- **Job**: Copy every line that holds "myFirstOfflineLwc".

[Stored data entries]
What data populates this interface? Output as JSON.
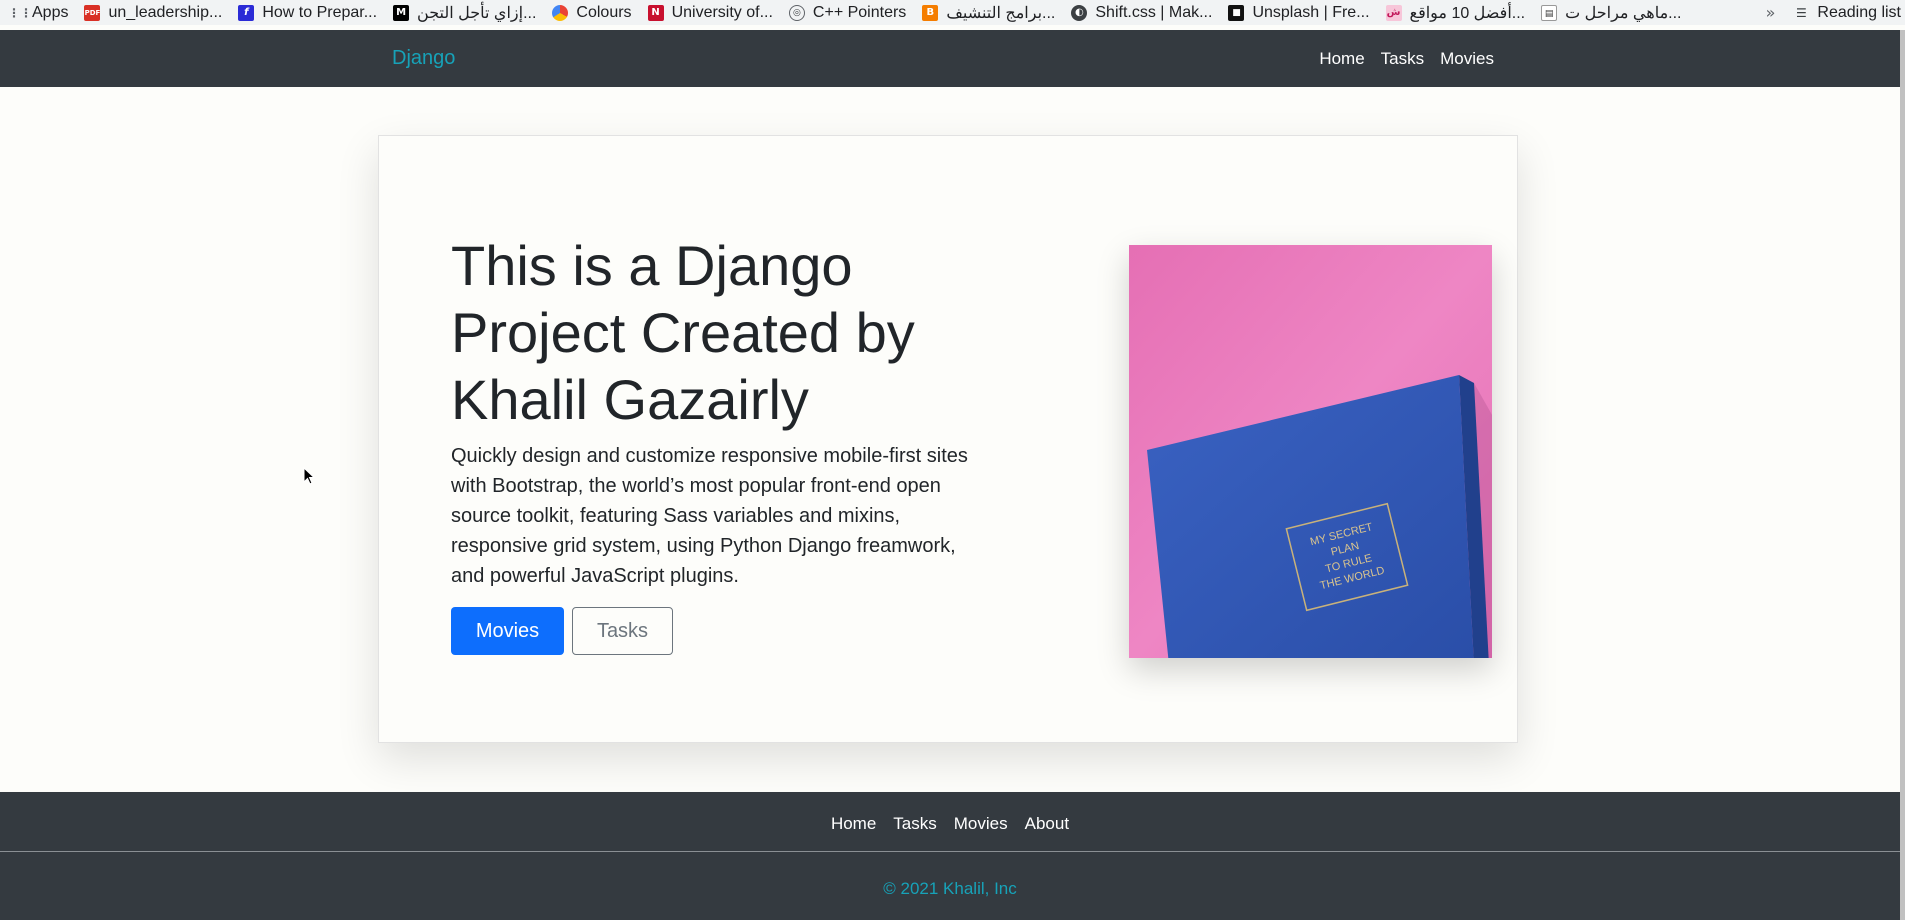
{
  "bookmarks": {
    "items": [
      {
        "label": "Apps",
        "icon": "apps-grid-icon"
      },
      {
        "label": "un_leadership...",
        "icon": "pdf-icon"
      },
      {
        "label": "How to Prepar...",
        "icon": "f-logo-icon"
      },
      {
        "label": "إزاي تأجل التجن...",
        "icon": "medium-icon"
      },
      {
        "label": "Colours",
        "icon": "colours-icon"
      },
      {
        "label": "University of...",
        "icon": "university-icon"
      },
      {
        "label": "C++ Pointers",
        "icon": "cpp-icon"
      },
      {
        "label": "برامج التنشيف...",
        "icon": "blogger-icon"
      },
      {
        "label": "Shift.css | Mak...",
        "icon": "globe-icon"
      },
      {
        "label": "Unsplash | Fre...",
        "icon": "unsplash-icon"
      },
      {
        "label": "أفضل 10 مواقع...",
        "icon": "site-icon"
      },
      {
        "label": "ماهي مراحل ت...",
        "icon": "page-icon"
      }
    ],
    "more": "»",
    "reading_list": "Reading list"
  },
  "navbar": {
    "brand": "Django",
    "links": [
      "Home",
      "Tasks",
      "Movies"
    ]
  },
  "hero": {
    "title": "This is a Django Project Created by Khalil Gazairly",
    "text": "Quickly design and customize responsive mobile-first sites with Bootstrap, the world’s most popular front-end open source toolkit, featuring Sass variables and mixins, responsive grid system, using Python Django freamwork, and powerful JavaScript plugins.",
    "primary_button": "Movies",
    "secondary_button": "Tasks",
    "image_text": [
      "MY SECRET",
      "PLAN",
      "TO RULE",
      "THE WORLD"
    ]
  },
  "footer": {
    "links": [
      "Home",
      "Tasks",
      "Movies",
      "About"
    ],
    "copyright": "© 2021 Khalil, Inc"
  },
  "colors": {
    "navbar_bg": "#343a40",
    "brand": "#17a2b8",
    "primary": "#0d6efd",
    "image_bg": "#ea7bbd",
    "book": "#2f55b0"
  }
}
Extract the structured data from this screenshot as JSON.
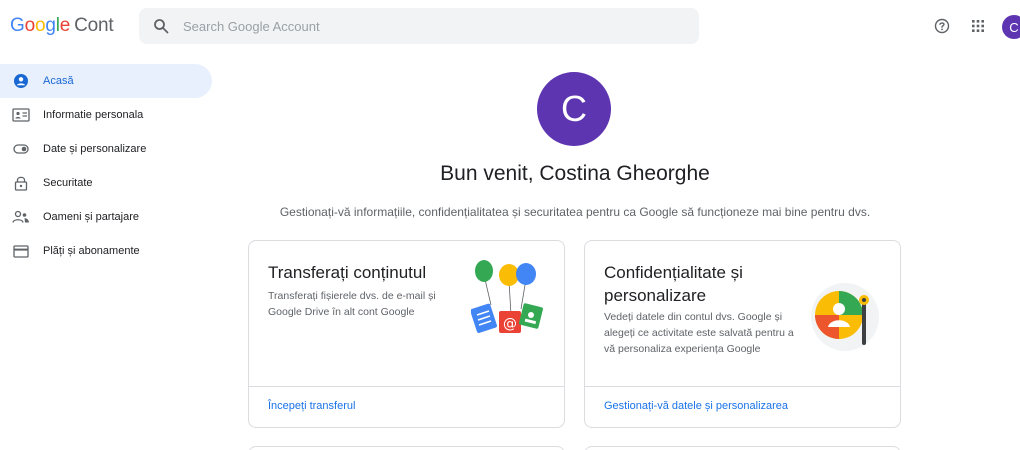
{
  "header": {
    "logo_google": [
      "G",
      "o",
      "o",
      "g",
      "l",
      "e"
    ],
    "logo_product": "Cont",
    "search_placeholder": "Search Google Account",
    "avatar_initial": "C",
    "icons": [
      "search-icon",
      "help-icon",
      "apps-grid-icon"
    ]
  },
  "sidebar": {
    "items": [
      {
        "label": "Acasă",
        "icon": "home-icon",
        "active": true
      },
      {
        "label": "Informatie personala",
        "icon": "id-card-icon",
        "active": false
      },
      {
        "label": "Date și personalizare",
        "icon": "toggle-icon",
        "active": false
      },
      {
        "label": "Securitate",
        "icon": "lock-icon",
        "active": false
      },
      {
        "label": "Oameni și partajare",
        "icon": "people-icon",
        "active": false
      },
      {
        "label": "Plăți și abonamente",
        "icon": "card-icon",
        "active": false
      }
    ]
  },
  "main": {
    "avatar_initial": "C",
    "welcome": "Bun venit, Costina Gheorghe",
    "subtitle": "Gestionați-vă informațiile, confidențialitatea și securitatea pentru ca Google să funcționeze mai bine pentru dvs.",
    "cards": [
      {
        "title": "Transferați conținutul",
        "description": "Transferați fișierele dvs. de e-mail și Google Drive în alt cont Google",
        "link": "Începeți transferul",
        "illustration": "transfer-balloons-illustration"
      },
      {
        "title": "Confidențialitate și personalizare",
        "description": "Vedeți datele din contul dvs. Google și alegeți ce activitate este salvată pentru a vă personaliza experiența Google",
        "link": "Gestionați-vă datele și personalizarea",
        "illustration": "privacy-illustration"
      }
    ]
  },
  "colors": {
    "accent_blue": "#1a73e8",
    "active_bg": "#e8f0fe",
    "avatar_purple": "#5e35b1"
  }
}
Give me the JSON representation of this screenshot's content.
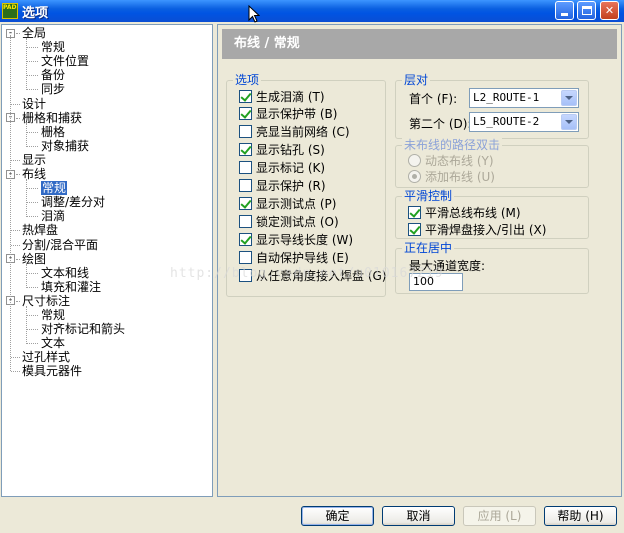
{
  "window": {
    "title": "选项",
    "app_icon_text": "PADS"
  },
  "tree": [
    {
      "label": "全局",
      "level": 0,
      "toggle": "-"
    },
    {
      "label": "常规",
      "level": 1
    },
    {
      "label": "文件位置",
      "level": 1
    },
    {
      "label": "备份",
      "level": 1
    },
    {
      "label": "同步",
      "level": 1
    },
    {
      "label": "设计",
      "level": 0
    },
    {
      "label": "栅格和捕获",
      "level": 0,
      "toggle": "-"
    },
    {
      "label": "栅格",
      "level": 1
    },
    {
      "label": "对象捕获",
      "level": 1
    },
    {
      "label": "显示",
      "level": 0
    },
    {
      "label": "布线",
      "level": 0,
      "toggle": "-"
    },
    {
      "label": "常规",
      "level": 1,
      "selected": true
    },
    {
      "label": "调整/差分对",
      "level": 1
    },
    {
      "label": "泪滴",
      "level": 1
    },
    {
      "label": "热焊盘",
      "level": 0
    },
    {
      "label": "分割/混合平面",
      "level": 0
    },
    {
      "label": "绘图",
      "level": 0,
      "toggle": "-"
    },
    {
      "label": "文本和线",
      "level": 1
    },
    {
      "label": "填充和灌注",
      "level": 1
    },
    {
      "label": "尺寸标注",
      "level": 0,
      "toggle": "-"
    },
    {
      "label": "常规",
      "level": 1
    },
    {
      "label": "对齐标记和箭头",
      "level": 1
    },
    {
      "label": "文本",
      "level": 1
    },
    {
      "label": "过孔样式",
      "level": 0
    },
    {
      "label": "模具元器件",
      "level": 0
    }
  ],
  "page": {
    "title": "布线 / 常规"
  },
  "options_group": {
    "title": "选项",
    "items": [
      {
        "label": "生成泪滴 (T)",
        "checked": true
      },
      {
        "label": "显示保护带 (B)",
        "checked": true
      },
      {
        "label": "亮显当前网络 (C)",
        "checked": false
      },
      {
        "label": "显示钻孔 (S)",
        "checked": true
      },
      {
        "label": "显示标记 (K)",
        "checked": false
      },
      {
        "label": "显示保护 (R)",
        "checked": false
      },
      {
        "label": "显示测试点 (P)",
        "checked": true
      },
      {
        "label": "锁定测试点 (O)",
        "checked": false
      },
      {
        "label": "显示导线长度 (W)",
        "checked": true
      },
      {
        "label": "自动保护导线 (E)",
        "checked": false
      },
      {
        "label": "从任意角度接入焊盘 (G)",
        "checked": false
      }
    ]
  },
  "layers_group": {
    "title": "层对",
    "first_label": "首个 (F):",
    "first_value": "L2_ROUTE-1",
    "second_label": "第二个 (D):",
    "second_value": "L5_ROUTE-2"
  },
  "unrouted_group": {
    "title": "未布线的路径双击",
    "options": [
      {
        "label": "动态布线 (Y)",
        "selected": false
      },
      {
        "label": "添加布线 (U)",
        "selected": true
      }
    ]
  },
  "smooth_group": {
    "title": "平滑控制",
    "items": [
      {
        "label": "平滑总线布线 (M)",
        "checked": true
      },
      {
        "label": "平滑焊盘接入/引出 (X)",
        "checked": true
      }
    ]
  },
  "center_group": {
    "title": "正在居中",
    "max_width_label": "最大通道宽度:",
    "max_width_value": "100"
  },
  "buttons": {
    "ok": "确定",
    "cancel": "取消",
    "apply": "应用 (L)",
    "help": "帮助 (H)"
  },
  "watermark": "http://blog.csdn.net/u010167219"
}
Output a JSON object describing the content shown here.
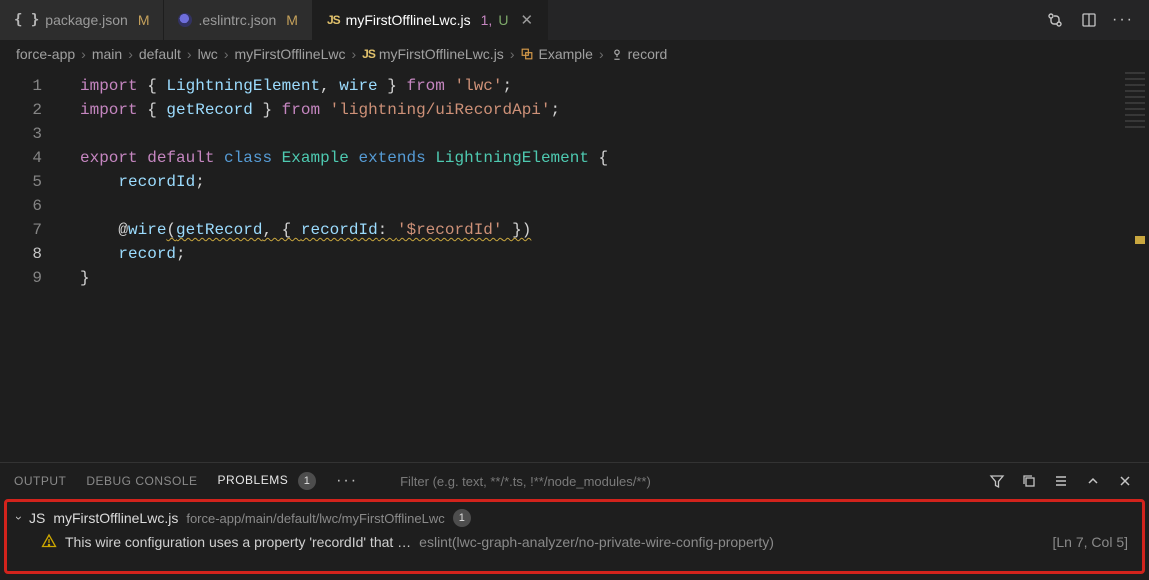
{
  "tabs": [
    {
      "icon": "braces",
      "label": "package.json",
      "suffix": "M",
      "kind": "modified",
      "active": false,
      "closable": false
    },
    {
      "icon": "eslint",
      "label": ".eslintrc.json",
      "suffix": "M",
      "kind": "modified",
      "active": false,
      "closable": false
    },
    {
      "icon": "js",
      "label": "myFirstOfflineLwc.js",
      "suffix": "1, U",
      "kind": "problems-untracked",
      "active": true,
      "closable": true
    }
  ],
  "titlebar_actions": {
    "compare": "compare-changes",
    "split": "split-editor",
    "more": "more-actions"
  },
  "breadcrumb": {
    "segments": [
      "force-app",
      "main",
      "default",
      "lwc",
      "myFirstOfflineLwc"
    ],
    "file": "myFirstOfflineLwc.js",
    "symbols": [
      {
        "icon": "class",
        "label": "Example"
      },
      {
        "icon": "field",
        "label": "record"
      }
    ]
  },
  "editor": {
    "active_line": 8,
    "lines": [
      {
        "n": 1,
        "tokens": [
          [
            "kw",
            "import"
          ],
          [
            "punc",
            " { "
          ],
          [
            "id",
            "LightningElement"
          ],
          [
            "punc",
            ", "
          ],
          [
            "id",
            "wire"
          ],
          [
            "punc",
            " } "
          ],
          [
            "kw",
            "from"
          ],
          [
            "punc",
            " "
          ],
          [
            "str",
            "'lwc'"
          ],
          [
            "punc",
            ";"
          ]
        ]
      },
      {
        "n": 2,
        "tokens": [
          [
            "kw",
            "import"
          ],
          [
            "punc",
            " { "
          ],
          [
            "id",
            "getRecord"
          ],
          [
            "punc",
            " } "
          ],
          [
            "kw",
            "from"
          ],
          [
            "punc",
            " "
          ],
          [
            "str",
            "'lightning/uiRecordApi'"
          ],
          [
            "punc",
            ";"
          ]
        ]
      },
      {
        "n": 3,
        "tokens": []
      },
      {
        "n": 4,
        "tokens": [
          [
            "kw",
            "export"
          ],
          [
            "punc",
            " "
          ],
          [
            "kw",
            "default"
          ],
          [
            "punc",
            " "
          ],
          [
            "store",
            "class"
          ],
          [
            "punc",
            " "
          ],
          [
            "type",
            "Example"
          ],
          [
            "punc",
            " "
          ],
          [
            "store",
            "extends"
          ],
          [
            "punc",
            " "
          ],
          [
            "type",
            "LightningElement"
          ],
          [
            "punc",
            " {"
          ]
        ]
      },
      {
        "n": 5,
        "tokens": [
          [
            "punc",
            "    "
          ],
          [
            "id",
            "recordId"
          ],
          [
            "punc",
            ";"
          ]
        ]
      },
      {
        "n": 6,
        "tokens": []
      },
      {
        "n": 7,
        "tokens": [
          [
            "punc",
            "    "
          ],
          [
            "dec",
            "@"
          ],
          [
            "id",
            "wire"
          ],
          [
            "wavy-start",
            ""
          ],
          [
            "punc",
            "("
          ],
          [
            "id",
            "getRecord"
          ],
          [
            "punc",
            ", { "
          ],
          [
            "id",
            "recordId"
          ],
          [
            "punc",
            ": "
          ],
          [
            "str",
            "'$recordId'"
          ],
          [
            "punc",
            " })"
          ],
          [
            "wavy-end",
            ""
          ]
        ]
      },
      {
        "n": 8,
        "tokens": [
          [
            "punc",
            "    "
          ],
          [
            "id",
            "record"
          ],
          [
            "punc",
            ";"
          ]
        ]
      },
      {
        "n": 9,
        "tokens": [
          [
            "punc",
            "}"
          ]
        ]
      }
    ]
  },
  "panel": {
    "tabs": [
      {
        "id": "output",
        "label": "OUTPUT",
        "active": false
      },
      {
        "id": "debug",
        "label": "DEBUG CONSOLE",
        "active": false
      },
      {
        "id": "problems",
        "label": "PROBLEMS",
        "active": true,
        "badge": "1"
      }
    ],
    "filter_placeholder": "Filter (e.g. text, **/*.ts, !**/node_modules/**)",
    "actions": [
      "filter-icon",
      "copy-icon",
      "view-as-list-icon",
      "collapse-icon",
      "close-icon"
    ],
    "problems": {
      "file": {
        "name": "myFirstOfflineLwc.js",
        "path": "force-app/main/default/lwc/myFirstOfflineLwc",
        "count": "1"
      },
      "items": [
        {
          "severity": "warning",
          "message": "This wire configuration uses a property 'recordId' that …",
          "source": "eslint(lwc-graph-analyzer/no-private-wire-config-property)",
          "location": "[Ln 7, Col 5]"
        }
      ]
    }
  }
}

- **Result**:
      "label": "myFirstOfflineLwc.js",
      "myFirstOfflineLwc"
    "file": "myFirstOfflineLwc.js",
        "name": "myFirstOfflineLwc.js",
        "path": "force-app/main/default/lwc/myFirstOfflineLwc",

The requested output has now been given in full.